-- WORK INSTRUCTIONS --
Below are the records. List every line holding the word "Baseline".

-- RAW RECORDS --
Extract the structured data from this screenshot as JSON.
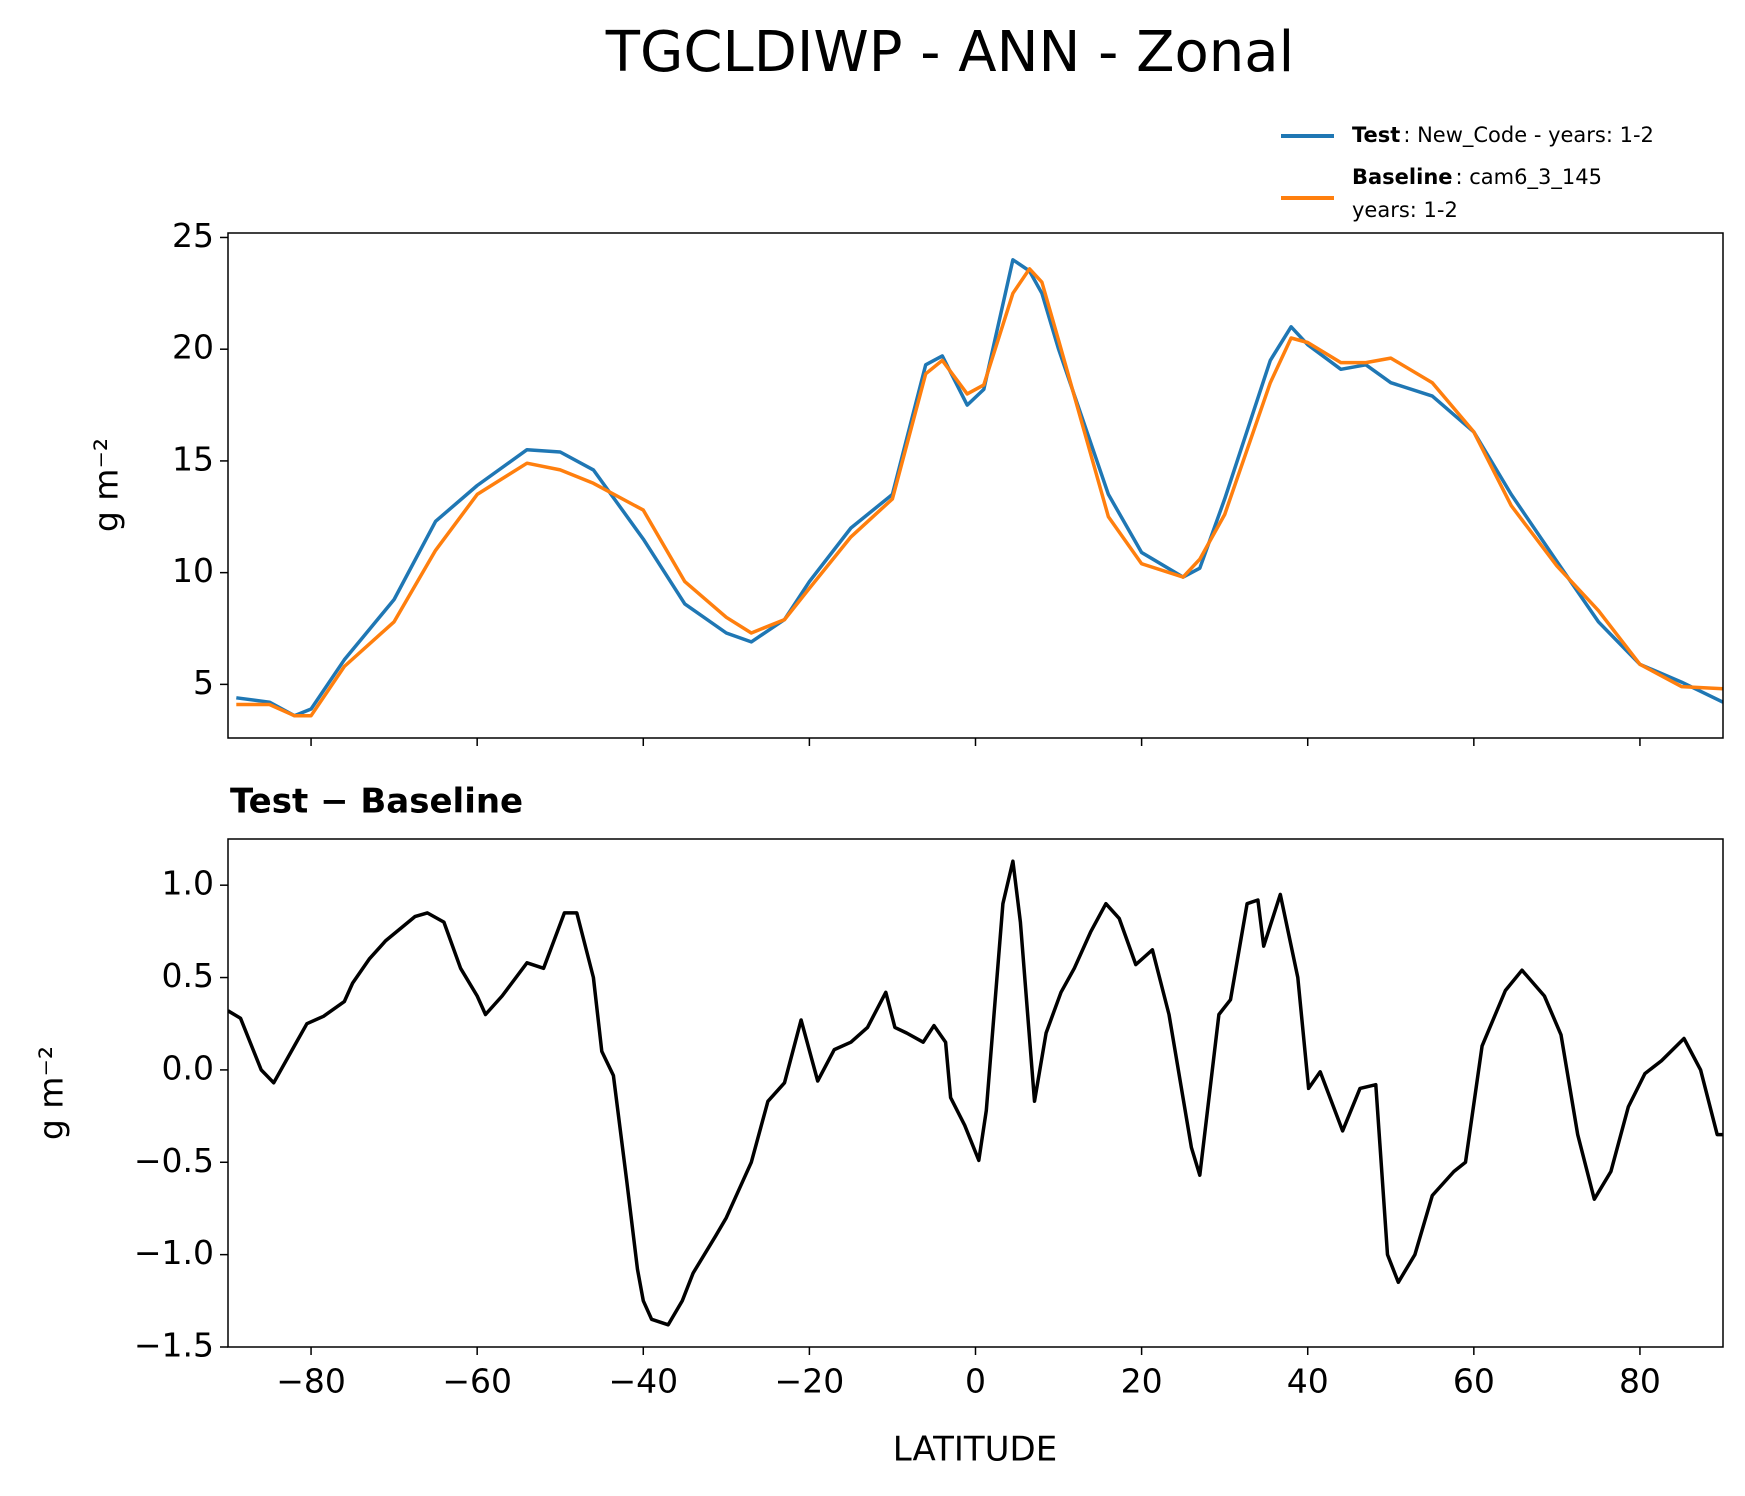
{
  "chart_data": [
    {
      "type": "line",
      "title": "TGCLDIWP - ANN - Zonal",
      "ylabel": "g m⁻²",
      "x": [
        -89,
        -85,
        -82,
        -80,
        -76,
        -70,
        -65,
        -60,
        -54,
        -50,
        -46,
        -40,
        -35,
        -30,
        -27,
        -23,
        -20,
        -15,
        -10,
        -6,
        -4,
        -1,
        1,
        4.5,
        6.5,
        8,
        10,
        16,
        20,
        25,
        27,
        30,
        35.5,
        38,
        40,
        44,
        47,
        50,
        55,
        60,
        64.5,
        70,
        75,
        80,
        85,
        90
      ],
      "series": [
        {
          "name": "Test",
          "description": [
            ": New_Code - years: 1-2"
          ],
          "color": "#1f77b4",
          "values": [
            4.4,
            4.2,
            3.6,
            3.9,
            6.1,
            8.8,
            12.3,
            13.9,
            15.5,
            15.4,
            14.6,
            11.5,
            8.6,
            7.3,
            6.9,
            7.9,
            9.6,
            12.0,
            13.5,
            19.3,
            19.7,
            17.5,
            18.2,
            24.0,
            23.5,
            22.5,
            20.0,
            13.5,
            10.9,
            9.8,
            10.2,
            13.3,
            19.5,
            21.0,
            20.2,
            19.1,
            19.3,
            18.5,
            17.9,
            16.3,
            13.5,
            10.5,
            7.8,
            5.9,
            5.1,
            4.2
          ]
        },
        {
          "name": "Baseline",
          "description": [
            ": cam6_3_145",
            "years: 1-2"
          ],
          "color": "#ff7f0e",
          "values": [
            4.1,
            4.1,
            3.6,
            3.6,
            5.8,
            7.8,
            11.0,
            13.5,
            14.9,
            14.6,
            14.0,
            12.8,
            9.6,
            8.0,
            7.3,
            7.9,
            9.3,
            11.6,
            13.3,
            18.9,
            19.5,
            18.0,
            18.4,
            22.5,
            23.6,
            23.0,
            20.4,
            12.5,
            10.4,
            9.8,
            10.6,
            12.6,
            18.5,
            20.5,
            20.3,
            19.4,
            19.4,
            19.6,
            18.5,
            16.3,
            13.0,
            10.3,
            8.3,
            5.9,
            4.9,
            4.8
          ]
        }
      ],
      "xlim": [
        -90,
        90
      ],
      "xticks": [
        -80,
        -60,
        -40,
        -20,
        0,
        20,
        40,
        60,
        80
      ],
      "xticklabels": false,
      "ylim": [
        2.6,
        25.2
      ],
      "yticks": [
        5,
        10,
        15,
        20,
        25
      ],
      "legend": "upper right",
      "grid": false
    },
    {
      "type": "line",
      "title": "Test − Baseline",
      "ylabel": "g m⁻²",
      "xlabel": "LATITUDE",
      "x": [
        -90,
        -88.5,
        -86,
        -84.5,
        -82,
        -80.5,
        -78.5,
        -76,
        -75,
        -73,
        -71,
        -67.5,
        -66,
        -64,
        -62,
        -60,
        -59,
        -57,
        -54,
        -52,
        -49.5,
        -48,
        -46,
        -45,
        -43.6,
        -42,
        -40.7,
        -40,
        -39,
        -37,
        -35.3,
        -34,
        -31.3,
        -30,
        -27,
        -25,
        -23,
        -21,
        -19,
        -17,
        -15,
        -13,
        -10.8,
        -9.7,
        -8.3,
        -6.3,
        -5,
        -3.6,
        -3,
        -1.3,
        0.4,
        1.3,
        3.3,
        4.5,
        5.4,
        7.1,
        8.5,
        10.3,
        11.9,
        13.9,
        15.7,
        17.3,
        19.3,
        21.3,
        23.3,
        26,
        27,
        29.3,
        30.7,
        32.7,
        34,
        34.7,
        36.7,
        38.8,
        40.1,
        41.5,
        44.2,
        46.3,
        48.2,
        49.6,
        50.9,
        52.9,
        55,
        57.6,
        59,
        61,
        63.8,
        65.8,
        68.5,
        70.5,
        72.5,
        74.5,
        76.5,
        78.6,
        80.6,
        82.6,
        85.3,
        87.3,
        89.3,
        90
      ],
      "series": [
        {
          "name": "Test − Baseline",
          "color": "#000000",
          "values": [
            0.32,
            0.28,
            0.0,
            -0.07,
            0.13,
            0.25,
            0.29,
            0.37,
            0.47,
            0.6,
            0.7,
            0.83,
            0.85,
            0.8,
            0.55,
            0.4,
            0.3,
            0.4,
            0.58,
            0.55,
            0.85,
            0.85,
            0.5,
            0.1,
            -0.03,
            -0.6,
            -1.08,
            -1.25,
            -1.35,
            -1.38,
            -1.25,
            -1.1,
            -0.9,
            -0.8,
            -0.5,
            -0.17,
            -0.07,
            0.27,
            -0.06,
            0.11,
            0.15,
            0.23,
            0.42,
            0.23,
            0.2,
            0.15,
            0.24,
            0.15,
            -0.15,
            -0.3,
            -0.49,
            -0.22,
            0.9,
            1.13,
            0.8,
            -0.17,
            0.2,
            0.42,
            0.55,
            0.75,
            0.9,
            0.82,
            0.57,
            0.65,
            0.3,
            -0.42,
            -0.57,
            0.3,
            0.38,
            0.9,
            0.92,
            0.67,
            0.95,
            0.5,
            -0.1,
            -0.01,
            -0.33,
            -0.1,
            -0.08,
            -1.0,
            -1.15,
            -1.0,
            -0.68,
            -0.55,
            -0.5,
            0.13,
            0.43,
            0.54,
            0.4,
            0.19,
            -0.35,
            -0.7,
            -0.55,
            -0.2,
            -0.02,
            0.05,
            0.17,
            0.0,
            -0.35,
            -0.35
          ]
        }
      ],
      "xlim": [
        -90,
        90
      ],
      "xticks": [
        {
          "value": -80,
          "label": "−80"
        },
        {
          "value": -60,
          "label": "−60"
        },
        {
          "value": -40,
          "label": "−40"
        },
        {
          "value": -20,
          "label": "−20"
        },
        0,
        20,
        40,
        60,
        80
      ],
      "ylim": [
        -1.5,
        1.25
      ],
      "yticks": [
        {
          "value": -1.5,
          "label": "−1.5"
        },
        {
          "value": -1.0,
          "label": "−1.0"
        },
        {
          "value": -0.5,
          "label": "−0.5"
        },
        {
          "value": 0.0,
          "label": "0.0"
        },
        {
          "value": 0.5,
          "label": "0.5"
        },
        {
          "value": 1.0,
          "label": "1.0"
        }
      ],
      "grid": false
    }
  ]
}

-- COMPLETE ANSWER --
          "name": "Baseline",
      "title": "Test − Baseline",
          "name": "Test − Baseline",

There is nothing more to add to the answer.